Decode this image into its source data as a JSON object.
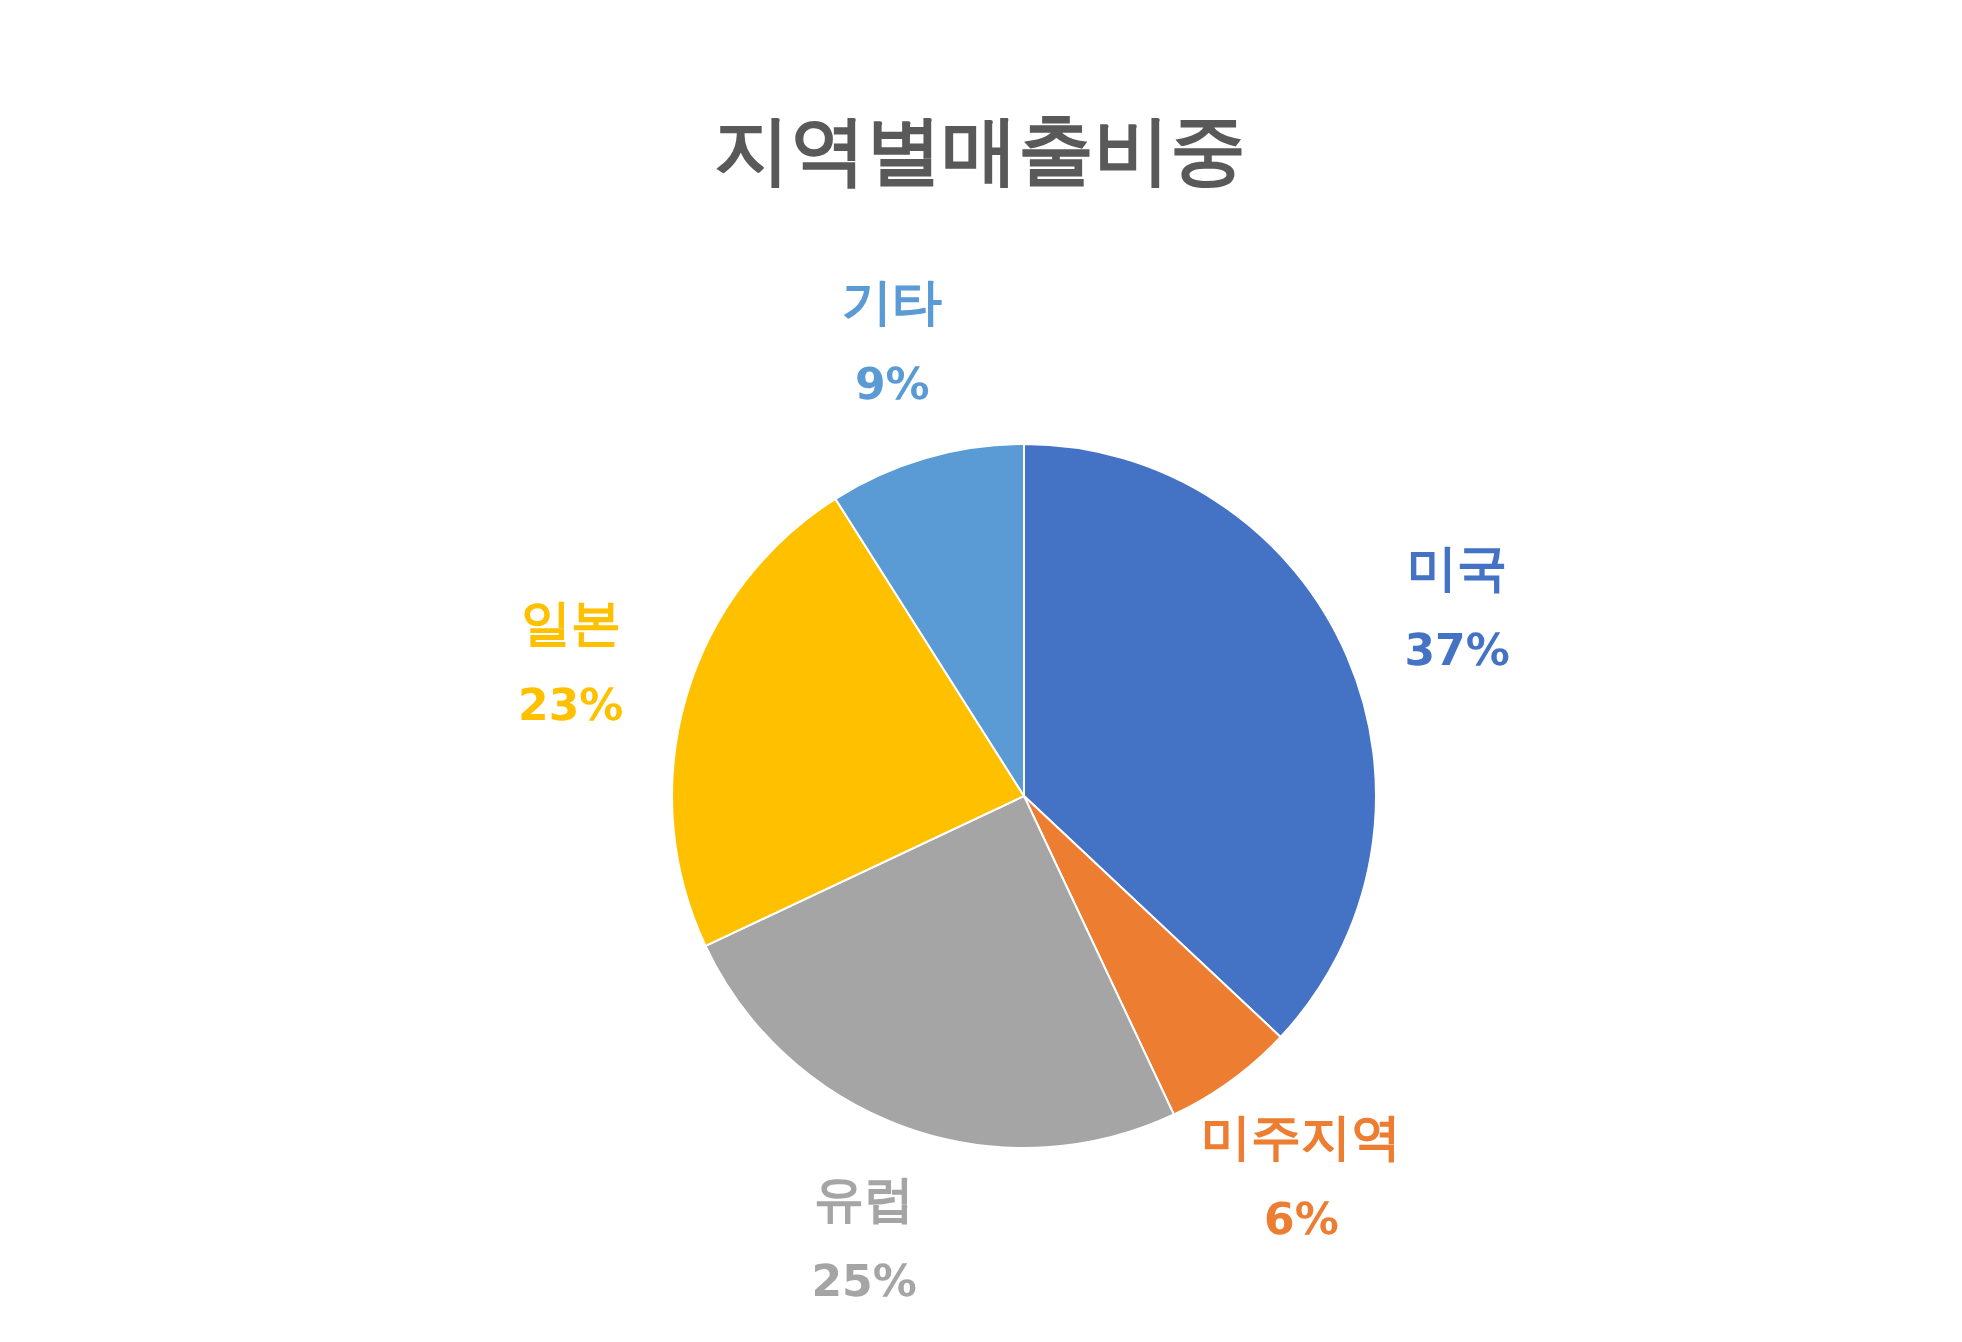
{
  "chart_data": {
    "type": "pie",
    "title": "지역별매출비중",
    "categories": [
      "미국",
      "미주지역",
      "유럽",
      "일본",
      "기타"
    ],
    "values": [
      37,
      6,
      25,
      23,
      9
    ],
    "value_labels": [
      "37%",
      "6%",
      "25%",
      "23%",
      "9%"
    ],
    "colors": [
      "#4472c4",
      "#ed7d31",
      "#a5a5a5",
      "#ffc000",
      "#5b9bd5"
    ]
  }
}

__________

# [TO BE DONE]
Pictures are to be left out; repeat all the remaining data exactly.

# [RESULT OF THIS EXERCISE]
Decode this image into its source data as a JSON object.
{
  "chart_data": {
    "type": "pie",
    "title": "지역별매출비중",
    "categories": [
      "미국",
      "미주지역",
      "유럽",
      "일본",
      "기타"
    ],
    "values": [
      37,
      6,
      25,
      23,
      9
    ],
    "value_labels": [
      "37%",
      "6%",
      "25%",
      "23%",
      "9%"
    ],
    "colors": [
      "#4472c4",
      "#ed7d31",
      "#a5a5a5",
      "#ffc000",
      "#5b9bd5"
    ]
  }
}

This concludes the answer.